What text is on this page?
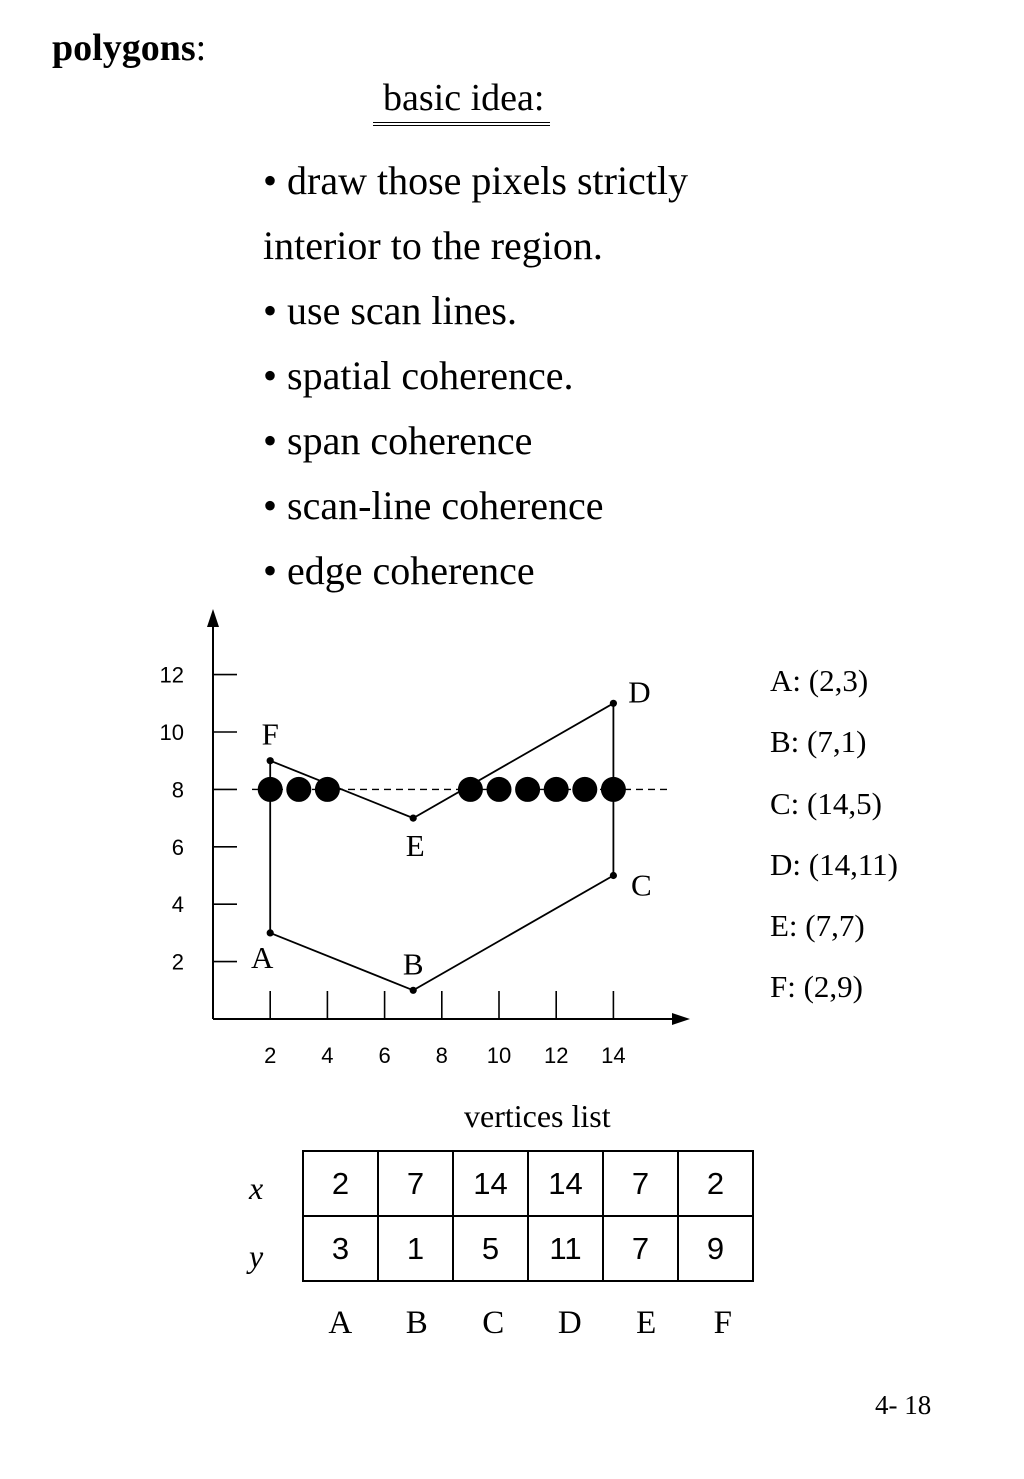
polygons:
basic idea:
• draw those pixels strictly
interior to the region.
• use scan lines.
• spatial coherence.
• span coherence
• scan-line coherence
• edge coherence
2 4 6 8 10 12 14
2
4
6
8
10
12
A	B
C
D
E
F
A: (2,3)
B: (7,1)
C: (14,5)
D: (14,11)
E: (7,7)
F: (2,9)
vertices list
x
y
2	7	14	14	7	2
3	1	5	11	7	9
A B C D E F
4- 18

______

All of the entries above should be duplicated exactly, except for the pictures.

What text is on this page?
polygons:
basic idea:
• draw those pixels strictly
interior to the region.
• use scan lines.
• spatial coherence.
• span coherence
• scan-line coherence
• edge coherence
2 4 6 8 10 12 14
2
4
6
8
10
12
A	B
C
D
E
F
A: (2,3)
B: (7,1)
C: (14,5)
D: (14,11)
E: (7,7)
F: (2,9)
vertices list
x
y
2	7	14	14	7	2
3	1	5	11	7	9
A B C D E F
4- 18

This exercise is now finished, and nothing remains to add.